■ **Text to read**:
The information which is retrieved after culling is then separated and presented based on whether the website is a commercial website, or a corporate website, or an ecommerce website, or a local or global website, or an informational website, a blog, or a news website. In an embodiment, these website are marked via the URL of the search results matching with the search term as in the case of “IBM” as the search term which would mark IBM company webpage as a homepage. In an embodiment, the websites which have and do not have a shopping cart and/or payment page are used as another marker to separate commercial websites from non-commercial websites. In an embodiment, the information culled from these websites is itself useful to separate local and international based websites. Additionally, while searching and presenting the search results to the user, the present method also considers factors including but not limited to the users search history, user preferences, user location, user age and user gender for culling and extracting the information of a particular website.

Hence, the present disclosure is adapted to directly present the most relevant snippets of various websites to the user. While the various embodiments of the invention have been illustrated and described, it will be clear that the invention is not limited to these embodiments only.

The computer implemented method for targeted web search over the computing web-network as disclosed in the present disclosure provides faster computation time, reduces the processing burden on processing elements of a computer, and increases the quality of search information as presented to the user. The disclosed searching algorithms which are based on identification of context of the inputted search term and the subsequent algorithm for identifying the duplicate information and culling the such duplicate information, and then redacting all the search results into one single search result eases the computing load on a computer processor and significantly increases the relevance of information as presented to the user.

■ **Task brief**: From the excerpt on targeted web search, write out everything from "The computer implemented" down to "of information as presented to the user.", swapping "computer processor" for "central processing unit". The lines have no role in this work.

■ **Data supplied**:
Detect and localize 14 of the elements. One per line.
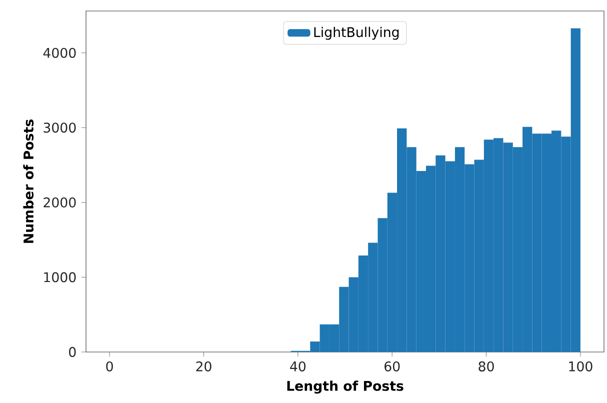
y-tick-label: 1000 xyxy=(44,272,76,282)
legend-label: LightBullying xyxy=(314,26,399,40)
y-tick-label: 2000 xyxy=(44,197,76,208)
y-tick-label: 4000 xyxy=(43,48,76,58)
x-tick-label: 40 xyxy=(290,361,306,372)
y-tick-label: 3000 xyxy=(44,122,76,133)
x-tick-label: 0 xyxy=(106,361,113,372)
y-axis-title: Number of Posts xyxy=(23,120,34,243)
x-tick-label: 20 xyxy=(196,361,212,372)
x-tick-label: 100 xyxy=(569,361,592,372)
x-tick-label: 60 xyxy=(384,361,400,372)
y-tick-label: 0 xyxy=(69,346,76,358)
x-axis-title: Length of Posts xyxy=(287,380,404,394)
x-tick-label: 80 xyxy=(478,361,494,372)
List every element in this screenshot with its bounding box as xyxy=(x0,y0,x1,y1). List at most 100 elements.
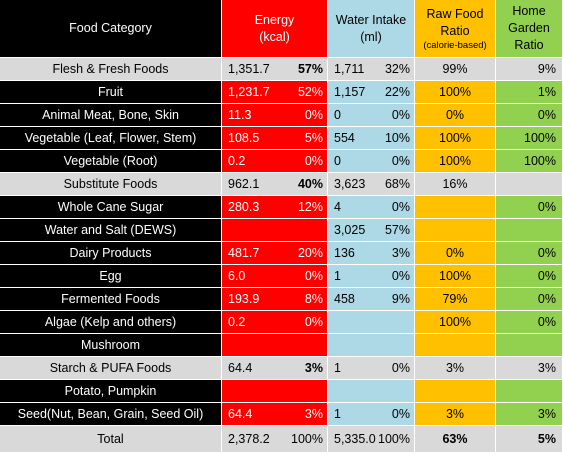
table-row: Algae (Kelp and others) 0.2 0% 100% 0% xyxy=(0,311,563,334)
header-category-label: Food Category xyxy=(69,21,152,35)
water-value: 136 xyxy=(334,246,355,260)
table-body: Flesh & Fresh Foods 1,351.7 57% 1,711 32% 99%… xyxy=(0,58,563,453)
cell-garden-ratio: 3% xyxy=(496,403,563,425)
header-raw-label-2: Ratio xyxy=(440,23,470,38)
cell-raw-ratio: 79% xyxy=(415,288,496,310)
water-value: 4 xyxy=(334,200,341,214)
cell-garden-ratio: 1% xyxy=(496,81,563,103)
energy-percent: 57% xyxy=(297,62,323,76)
cell-water: 1 0% xyxy=(328,403,415,425)
cell-raw-ratio xyxy=(415,219,496,241)
cell-energy: 481.7 20% xyxy=(222,242,328,264)
water-value: 1,711 xyxy=(334,62,365,76)
cell-garden-ratio: 100% xyxy=(496,150,563,172)
water-percent: 0% xyxy=(391,269,410,283)
water-percent: 0% xyxy=(391,154,410,168)
cell-category: Algae (Kelp and others) xyxy=(0,311,222,333)
cell-garden-ratio xyxy=(496,173,563,195)
table-row: Egg 6.0 0% 1 0% 100% 0% xyxy=(0,265,563,288)
cell-garden-ratio xyxy=(496,219,563,241)
header-energy-label: Energy xyxy=(254,12,295,27)
water-percent: 3% xyxy=(391,246,410,260)
cell-water: 5,335.0 100% xyxy=(328,426,415,452)
water-percent: 68% xyxy=(384,177,410,191)
cell-energy: 1,351.7 57% xyxy=(222,58,328,80)
cell-energy: 64.4 3% xyxy=(222,357,328,379)
cell-water: 3,025 57% xyxy=(328,219,415,241)
cell-garden-ratio: 9% xyxy=(496,58,563,80)
cell-category: Water and Salt (DEWS) xyxy=(0,219,222,241)
cell-energy: 2,378.2 100% xyxy=(222,426,328,452)
cell-energy: 1,231.7 52% xyxy=(222,81,328,103)
cell-water xyxy=(328,380,415,402)
header-garden-label-1: Home xyxy=(512,4,546,18)
water-percent: 57% xyxy=(384,223,410,237)
energy-value: 280.3 xyxy=(228,200,260,214)
cell-raw-ratio: 16% xyxy=(415,173,496,195)
cell-water: 1 0% xyxy=(328,265,415,287)
cell-raw-ratio: 0% xyxy=(415,242,496,264)
water-percent: 10% xyxy=(384,131,410,145)
cell-category: Vegetable (Root) xyxy=(0,150,222,172)
table-row: Dairy Products 481.7 20% 136 3% 0% 0% xyxy=(0,242,563,265)
cell-garden-ratio xyxy=(496,334,563,356)
cell-water: 0 0% xyxy=(328,150,415,172)
summary-row: Starch & PUFA Foods 64.4 3% 1 0% 3% 3% xyxy=(0,357,563,380)
water-percent: 0% xyxy=(391,200,410,214)
header-category: Food Category xyxy=(0,0,222,57)
header-water-label: Water Intake xyxy=(335,12,407,27)
cell-energy: 0.2 0% xyxy=(222,150,328,172)
water-percent: 22% xyxy=(384,85,410,99)
cell-garden-ratio: 5% xyxy=(496,426,563,452)
cell-raw-ratio: 99% xyxy=(415,58,496,80)
table-row: Vegetable (Root) 0.2 0% 0 0% 100% 100% xyxy=(0,150,563,173)
header-row: Food Category Energy (kcal) Water Intake… xyxy=(0,0,563,58)
header-raw-basis: (calorie-based) xyxy=(423,39,487,51)
water-value: 5,335.0 xyxy=(334,432,376,446)
cell-energy xyxy=(222,380,328,402)
cell-water xyxy=(328,334,415,356)
energy-value: 64.4 xyxy=(228,407,253,421)
energy-percent: 3% xyxy=(304,407,323,421)
header-energy: Energy (kcal) xyxy=(222,0,328,57)
water-percent: 0% xyxy=(391,407,410,421)
table-row: Seed(Nut, Bean, Grain, Seed Oil) 64.4 3% 1 0… xyxy=(0,403,563,426)
cell-raw-ratio: 100% xyxy=(415,127,496,149)
summary-row: Substitute Foods 962.1 40% 3,623 68% 16% xyxy=(0,173,563,196)
water-percent: 0% xyxy=(391,108,410,122)
energy-value: 108.5 xyxy=(228,131,260,145)
energy-value: 193.9 xyxy=(228,292,260,306)
cell-category: Dairy Products xyxy=(0,242,222,264)
energy-percent: 52% xyxy=(297,85,323,99)
cell-energy xyxy=(222,334,328,356)
energy-percent: 8% xyxy=(304,292,323,306)
water-value: 3,025 xyxy=(334,223,366,237)
cell-garden-ratio: 0% xyxy=(496,288,563,310)
header-water: Water Intake (ml) xyxy=(328,0,415,57)
cell-garden-ratio: 0% xyxy=(496,311,563,333)
table-row: Fruit 1,231.7 52% 1,157 22% 100% 1% xyxy=(0,81,563,104)
cell-raw-ratio: 0% xyxy=(415,104,496,126)
energy-value: 2,378.2 xyxy=(228,432,270,446)
energy-value: 962.1 xyxy=(228,177,260,191)
energy-value: 1,351.7 xyxy=(228,62,270,76)
cell-raw-ratio: 100% xyxy=(415,150,496,172)
cell-garden-ratio: 0% xyxy=(496,104,563,126)
cell-energy: 11.3 0% xyxy=(222,104,328,126)
energy-value: 481.7 xyxy=(228,246,260,260)
energy-value: 0.2 xyxy=(228,154,246,168)
water-percent: 100% xyxy=(378,432,410,446)
cell-water xyxy=(328,311,415,333)
energy-percent: 0% xyxy=(304,154,323,168)
total-row: Total 2,378.2 100% 5,335.0 100% 63% 5% xyxy=(0,426,563,453)
table-row: Fermented Foods 193.9 8% 458 9% 79% 0% xyxy=(0,288,563,311)
cell-category: Fruit xyxy=(0,81,222,103)
cell-category: Fermented Foods xyxy=(0,288,222,310)
cell-raw-ratio xyxy=(415,380,496,402)
energy-value: 64.4 xyxy=(228,361,253,375)
cell-raw-ratio: 3% xyxy=(415,357,496,379)
table-row: Water and Salt (DEWS) 3,025 57% xyxy=(0,219,563,242)
water-value: 1 xyxy=(334,361,341,375)
cell-raw-ratio xyxy=(415,196,496,218)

■ **The reply**:
The computer implemented method for targeted web search over the computing web-network as disclosed in the present disclosure provides faster computation time, reduces the processing burden on processing elements of a computer, and increases the quality of search information as presented to the user. The disclosed searching algorithms which are based on identification of context of the inputted search term and the subsequent algorithm for identifying the duplicate information and culling the such duplicate information, and then redacting all the search results into one single search result eases the computing load on a central processing unit and significantly increases the relevance of information as presented to the user.